(Data entries for graphics)
= = = =

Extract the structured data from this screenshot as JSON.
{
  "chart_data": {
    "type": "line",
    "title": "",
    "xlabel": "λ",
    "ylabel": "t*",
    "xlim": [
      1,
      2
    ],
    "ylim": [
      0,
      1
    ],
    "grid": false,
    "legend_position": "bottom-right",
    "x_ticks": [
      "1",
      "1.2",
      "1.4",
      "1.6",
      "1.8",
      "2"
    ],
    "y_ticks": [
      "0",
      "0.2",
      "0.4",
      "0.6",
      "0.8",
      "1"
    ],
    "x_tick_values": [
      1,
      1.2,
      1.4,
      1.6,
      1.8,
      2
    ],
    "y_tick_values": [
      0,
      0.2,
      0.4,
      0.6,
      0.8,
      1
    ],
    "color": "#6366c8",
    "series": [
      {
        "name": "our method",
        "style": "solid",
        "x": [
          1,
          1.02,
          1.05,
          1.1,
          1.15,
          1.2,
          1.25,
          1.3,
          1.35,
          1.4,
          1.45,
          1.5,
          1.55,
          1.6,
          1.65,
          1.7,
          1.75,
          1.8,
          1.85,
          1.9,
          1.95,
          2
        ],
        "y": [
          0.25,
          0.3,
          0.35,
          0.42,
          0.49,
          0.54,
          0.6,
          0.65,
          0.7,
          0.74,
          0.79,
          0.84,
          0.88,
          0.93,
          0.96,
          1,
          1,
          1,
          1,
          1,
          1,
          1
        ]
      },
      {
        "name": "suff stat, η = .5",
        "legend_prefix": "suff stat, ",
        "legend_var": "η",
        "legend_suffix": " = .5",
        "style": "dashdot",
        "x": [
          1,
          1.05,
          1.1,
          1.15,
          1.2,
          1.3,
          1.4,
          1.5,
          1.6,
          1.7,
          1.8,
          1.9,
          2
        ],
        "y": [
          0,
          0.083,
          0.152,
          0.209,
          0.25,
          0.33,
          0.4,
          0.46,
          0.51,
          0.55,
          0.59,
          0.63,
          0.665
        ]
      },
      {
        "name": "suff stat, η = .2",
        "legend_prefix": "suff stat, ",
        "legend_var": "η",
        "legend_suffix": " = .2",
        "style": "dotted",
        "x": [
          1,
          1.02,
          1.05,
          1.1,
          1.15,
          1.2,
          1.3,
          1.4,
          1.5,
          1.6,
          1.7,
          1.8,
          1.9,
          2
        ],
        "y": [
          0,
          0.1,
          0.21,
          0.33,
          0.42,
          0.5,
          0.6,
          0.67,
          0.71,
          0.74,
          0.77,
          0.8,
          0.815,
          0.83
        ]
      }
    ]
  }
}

= = = =

Aim of the exercise -
All of the data shown above must be copied exactly.

Solution to this problem -
Extract the structured data from this screenshot as JSON.
{
  "chart_data": {
    "type": "line",
    "title": "",
    "xlabel": "λ",
    "ylabel": "t*",
    "xlim": [
      1,
      2
    ],
    "ylim": [
      0,
      1
    ],
    "grid": false,
    "legend_position": "bottom-right",
    "x_ticks": [
      "1",
      "1.2",
      "1.4",
      "1.6",
      "1.8",
      "2"
    ],
    "y_ticks": [
      "0",
      "0.2",
      "0.4",
      "0.6",
      "0.8",
      "1"
    ],
    "x_tick_values": [
      1,
      1.2,
      1.4,
      1.6,
      1.8,
      2
    ],
    "y_tick_values": [
      0,
      0.2,
      0.4,
      0.6,
      0.8,
      1
    ],
    "color": "#6366c8",
    "series": [
      {
        "name": "our method",
        "style": "solid",
        "x": [
          1,
          1.02,
          1.05,
          1.1,
          1.15,
          1.2,
          1.25,
          1.3,
          1.35,
          1.4,
          1.45,
          1.5,
          1.55,
          1.6,
          1.65,
          1.7,
          1.75,
          1.8,
          1.85,
          1.9,
          1.95,
          2
        ],
        "y": [
          0.25,
          0.3,
          0.35,
          0.42,
          0.49,
          0.54,
          0.6,
          0.65,
          0.7,
          0.74,
          0.79,
          0.84,
          0.88,
          0.93,
          0.96,
          1,
          1,
          1,
          1,
          1,
          1,
          1
        ]
      },
      {
        "name": "suff stat, η = .5",
        "legend_prefix": "suff stat, ",
        "legend_var": "η",
        "legend_suffix": " = .5",
        "style": "dashdot",
        "x": [
          1,
          1.05,
          1.1,
          1.15,
          1.2,
          1.3,
          1.4,
          1.5,
          1.6,
          1.7,
          1.8,
          1.9,
          2
        ],
        "y": [
          0,
          0.083,
          0.152,
          0.209,
          0.25,
          0.33,
          0.4,
          0.46,
          0.51,
          0.55,
          0.59,
          0.63,
          0.665
        ]
      },
      {
        "name": "suff stat, η = .2",
        "legend_prefix": "suff stat, ",
        "legend_var": "η",
        "legend_suffix": " = .2",
        "style": "dotted",
        "x": [
          1,
          1.02,
          1.05,
          1.1,
          1.15,
          1.2,
          1.3,
          1.4,
          1.5,
          1.6,
          1.7,
          1.8,
          1.9,
          2
        ],
        "y": [
          0,
          0.1,
          0.21,
          0.33,
          0.42,
          0.5,
          0.6,
          0.67,
          0.71,
          0.74,
          0.77,
          0.8,
          0.815,
          0.83
        ]
      }
    ]
  }
}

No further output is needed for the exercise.